● INSTRUCTIONS TO FOLLOW: Type the records out again in full, exactly.

● RECORD EXTRACTS:
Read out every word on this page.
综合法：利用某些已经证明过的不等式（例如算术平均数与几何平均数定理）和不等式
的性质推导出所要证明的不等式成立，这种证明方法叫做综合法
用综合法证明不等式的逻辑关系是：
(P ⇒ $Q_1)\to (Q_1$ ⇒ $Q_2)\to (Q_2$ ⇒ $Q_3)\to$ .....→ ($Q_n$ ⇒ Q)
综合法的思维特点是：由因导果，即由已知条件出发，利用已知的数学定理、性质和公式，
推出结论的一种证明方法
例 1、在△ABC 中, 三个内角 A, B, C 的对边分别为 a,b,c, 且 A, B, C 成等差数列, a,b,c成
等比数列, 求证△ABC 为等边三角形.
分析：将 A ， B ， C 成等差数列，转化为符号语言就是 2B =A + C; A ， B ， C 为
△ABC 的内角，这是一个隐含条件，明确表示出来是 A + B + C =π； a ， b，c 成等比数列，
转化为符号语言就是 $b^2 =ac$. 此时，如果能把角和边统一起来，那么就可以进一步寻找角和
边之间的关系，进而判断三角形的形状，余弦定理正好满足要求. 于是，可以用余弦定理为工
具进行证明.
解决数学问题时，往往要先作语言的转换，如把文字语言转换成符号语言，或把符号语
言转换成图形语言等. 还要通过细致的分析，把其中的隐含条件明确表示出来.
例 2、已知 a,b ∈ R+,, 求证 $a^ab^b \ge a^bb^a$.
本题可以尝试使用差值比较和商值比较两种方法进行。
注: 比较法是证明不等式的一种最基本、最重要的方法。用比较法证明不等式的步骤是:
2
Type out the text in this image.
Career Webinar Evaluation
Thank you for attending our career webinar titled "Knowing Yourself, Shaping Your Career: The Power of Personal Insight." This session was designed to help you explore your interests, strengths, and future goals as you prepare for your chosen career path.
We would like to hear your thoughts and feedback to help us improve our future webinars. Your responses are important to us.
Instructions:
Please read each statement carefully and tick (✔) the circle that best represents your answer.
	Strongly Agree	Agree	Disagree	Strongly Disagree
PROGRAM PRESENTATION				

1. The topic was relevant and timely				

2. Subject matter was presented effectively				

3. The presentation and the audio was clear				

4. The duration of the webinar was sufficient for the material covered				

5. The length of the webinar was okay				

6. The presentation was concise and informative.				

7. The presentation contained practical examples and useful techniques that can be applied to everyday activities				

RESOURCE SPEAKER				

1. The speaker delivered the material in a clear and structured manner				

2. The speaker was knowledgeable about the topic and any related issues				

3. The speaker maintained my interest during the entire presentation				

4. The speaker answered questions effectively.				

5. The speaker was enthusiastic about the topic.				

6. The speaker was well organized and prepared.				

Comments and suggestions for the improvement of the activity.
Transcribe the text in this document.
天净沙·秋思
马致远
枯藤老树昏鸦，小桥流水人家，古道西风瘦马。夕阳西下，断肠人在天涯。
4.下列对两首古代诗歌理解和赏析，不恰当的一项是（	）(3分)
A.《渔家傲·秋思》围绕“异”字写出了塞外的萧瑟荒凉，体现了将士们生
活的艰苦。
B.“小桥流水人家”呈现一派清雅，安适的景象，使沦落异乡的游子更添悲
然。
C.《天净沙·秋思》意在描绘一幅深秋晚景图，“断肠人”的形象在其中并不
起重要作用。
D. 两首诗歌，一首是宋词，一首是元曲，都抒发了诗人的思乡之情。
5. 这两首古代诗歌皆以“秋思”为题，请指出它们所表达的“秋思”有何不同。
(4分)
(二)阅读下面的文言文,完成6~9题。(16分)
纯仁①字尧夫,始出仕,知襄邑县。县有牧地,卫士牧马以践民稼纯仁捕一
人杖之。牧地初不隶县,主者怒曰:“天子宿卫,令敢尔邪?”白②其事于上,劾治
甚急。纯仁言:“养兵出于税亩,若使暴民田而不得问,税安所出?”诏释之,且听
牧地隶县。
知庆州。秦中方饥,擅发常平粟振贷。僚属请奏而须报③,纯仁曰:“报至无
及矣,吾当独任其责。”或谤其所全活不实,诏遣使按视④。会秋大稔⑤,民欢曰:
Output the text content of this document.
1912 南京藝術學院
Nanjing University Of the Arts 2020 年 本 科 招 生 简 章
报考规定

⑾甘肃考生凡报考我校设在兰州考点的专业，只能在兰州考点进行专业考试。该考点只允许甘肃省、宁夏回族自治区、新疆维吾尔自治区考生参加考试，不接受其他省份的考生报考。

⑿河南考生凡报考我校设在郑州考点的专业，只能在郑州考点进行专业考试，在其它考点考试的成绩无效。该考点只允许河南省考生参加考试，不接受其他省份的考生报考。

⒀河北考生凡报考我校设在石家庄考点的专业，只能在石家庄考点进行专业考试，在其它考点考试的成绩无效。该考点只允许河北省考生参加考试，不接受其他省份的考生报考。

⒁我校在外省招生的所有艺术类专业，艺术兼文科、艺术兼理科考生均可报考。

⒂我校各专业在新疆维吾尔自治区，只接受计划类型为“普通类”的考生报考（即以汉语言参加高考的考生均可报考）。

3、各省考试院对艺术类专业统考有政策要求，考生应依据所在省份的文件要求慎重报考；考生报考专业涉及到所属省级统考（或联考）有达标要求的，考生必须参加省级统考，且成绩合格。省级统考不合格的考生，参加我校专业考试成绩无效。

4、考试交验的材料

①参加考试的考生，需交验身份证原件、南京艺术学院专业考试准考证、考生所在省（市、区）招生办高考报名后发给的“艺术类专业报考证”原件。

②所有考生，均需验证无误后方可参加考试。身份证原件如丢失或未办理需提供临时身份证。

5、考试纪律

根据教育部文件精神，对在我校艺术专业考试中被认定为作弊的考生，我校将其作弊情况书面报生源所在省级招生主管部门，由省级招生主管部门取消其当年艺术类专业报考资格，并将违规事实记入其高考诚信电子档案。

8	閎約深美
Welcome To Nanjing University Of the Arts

● TASK RESPONSE:
Read out every word on this page.
综合法：利用某些已经证明过的不等式（例如算术平均数与几何平均数定理）和不等式
的性质推导出所要证明的不等式成立，这种证明方法叫做综合法
用综合法证明不等式的逻辑关系是：
(P ⇒ $Q_1)\to (Q_1$ ⇒ $Q_2)\to (Q_2$ ⇒ $Q_3)\to$ .....→ ($Q_n$ ⇒ Q)
综合法的思维特点是：由因导果，即由已知条件出发，利用已知的数学定理、性质和公式，
推出结论的一种证明方法
例 1、在△ABC 中, 三个内角 A, B, C 的对边分别为 a,b,c, 且 A, B, C 成等差数列, a,b,c成
等比数列, 求证△ABC 为等边三角形.
分析：将 A ， B ， C 成等差数列，转化为符号语言就是 2B =A + C; A ， B ， C 为
△ABC 的内角，这是一个隐含条件，明确表示出来是 A + B + C =π； a ， b，c 成等比数列，
转化为符号语言就是 $b^2 =ac$. 此时，如果能把角和边统一起来，那么就可以进一步寻找角和
边之间的关系，进而判断三角形的形状，余弦定理正好满足要求. 于是，可以用余弦定理为工
具进行证明.
解决数学问题时，往往要先作语言的转换，如把文字语言转换成符号语言，或把符号语
言转换成图形语言等. 还要通过细致的分析，把其中的隐含条件明确表示出来.
例 2、已知 a,b ∈ R+,, 求证 $a^ab^b \ge a^bb^a$.
本题可以尝试使用差值比较和商值比较两种方法进行。
注: 比较法是证明不等式的一种最基本、最重要的方法。用比较法证明不等式的步骤是:
2
Type out the text in this image.
Career Webinar Evaluation
Thank you for attending our career webinar titled "Knowing Yourself, Shaping Your Career: The Power of Personal Insight." This session was designed to help you explore your interests, strengths, and future goals as you prepare for your chosen career path.
We would like to hear your thoughts and feedback to help us improve our future webinars. Your responses are important to us.
Instructions:
Please read each statement carefully and tick (✔) the circle that best represents your answer.
	Strongly Agree	Agree	Disagree	Strongly Disagree
PROGRAM PRESENTATION				

1. The topic was relevant and timely				

2. Subject matter was presented effectively				

3. The presentation and the audio was clear				

4. The duration of the webinar was sufficient for the material covered				

5. The length of the webinar was okay				

6. The presentation was concise and informative.				

7. The presentation contained practical examples and useful techniques that can be applied to everyday activities				

RESOURCE SPEAKER				

1. The speaker delivered the material in a clear and structured manner				

2. The speaker was knowledgeable about the topic and any related issues				

3. The speaker maintained my interest during the entire presentation				

4. The speaker answered questions effectively.				

5. The speaker was enthusiastic about the topic.				

6. The speaker was well organized and prepared.				

Comments and suggestions for the improvement of the activity.
Transcribe the text in this document.
天净沙·秋思
马致远
枯藤老树昏鸦，小桥流水人家，古道西风瘦马。夕阳西下，断肠人在天涯。
4.下列对两首古代诗歌理解和赏析，不恰当的一项是（	）(3分)
A.《渔家傲·秋思》围绕“异”字写出了塞外的萧瑟荒凉，体现了将士们生
活的艰苦。
B.“小桥流水人家”呈现一派清雅，安适的景象，使沦落异乡的游子更添悲
然。
C.《天净沙·秋思》意在描绘一幅深秋晚景图，“断肠人”的形象在其中并不
起重要作用。
D. 两首诗歌，一首是宋词，一首是元曲，都抒发了诗人的思乡之情。
5. 这两首古代诗歌皆以“秋思”为题，请指出它们所表达的“秋思”有何不同。
(4分)
(二)阅读下面的文言文,完成6~9题。(16分)
纯仁①字尧夫,始出仕,知襄邑县。县有牧地,卫士牧马以践民稼纯仁捕一
人杖之。牧地初不隶县,主者怒曰:“天子宿卫,令敢尔邪?”白②其事于上,劾治
甚急。纯仁言:“养兵出于税亩,若使暴民田而不得问,税安所出?”诏释之,且听
牧地隶县。
知庆州。秦中方饥,擅发常平粟振贷。僚属请奏而须报③,纯仁曰:“报至无
及矣,吾当独任其责。”或谤其所全活不实,诏遣使按视④。会秋大稔⑤,民欢曰:
Output the text content of this document.
1912 南京藝術學院
Nanjing University Of the Arts 2020 年 本 科 招 生 简 章
报考规定

⑾甘肃考生凡报考我校设在兰州考点的专业，只能在兰州考点进行专业考试。该考点只允许甘肃省、宁夏回族自治区、新疆维吾尔自治区考生参加考试，不接受其他省份的考生报考。

⑿河南考生凡报考我校设在郑州考点的专业，只能在郑州考点进行专业考试，在其它考点考试的成绩无效。该考点只允许河南省考生参加考试，不接受其他省份的考生报考。

⒀河北考生凡报考我校设在石家庄考点的专业，只能在石家庄考点进行专业考试，在其它考点考试的成绩无效。该考点只允许河北省考生参加考试，不接受其他省份的考生报考。

⒁我校在外省招生的所有艺术类专业，艺术兼文科、艺术兼理科考生均可报考。

⒂我校各专业在新疆维吾尔自治区，只接受计划类型为“普通类”的考生报考（即以汉语言参加高考的考生均可报考）。

3、各省考试院对艺术类专业统考有政策要求，考生应依据所在省份的文件要求慎重报考；考生报考专业涉及到所属省级统考（或联考）有达标要求的，考生必须参加省级统考，且成绩合格。省级统考不合格的考生，参加我校专业考试成绩无效。

4、考试交验的材料

①参加考试的考生，需交验身份证原件、南京艺术学院专业考试准考证、考生所在省（市、区）招生办高考报名后发给的“艺术类专业报考证”原件。

②所有考生，均需验证无误后方可参加考试。身份证原件如丢失或未办理需提供临时身份证。

5、考试纪律

根据教育部文件精神，对在我校艺术专业考试中被认定为作弊的考生，我校将其作弊情况书面报生源所在省级招生主管部门，由省级招生主管部门取消其当年艺术类专业报考资格，并将违规事实记入其高考诚信电子档案。

8	閎約深美
Welcome To Nanjing University Of the Arts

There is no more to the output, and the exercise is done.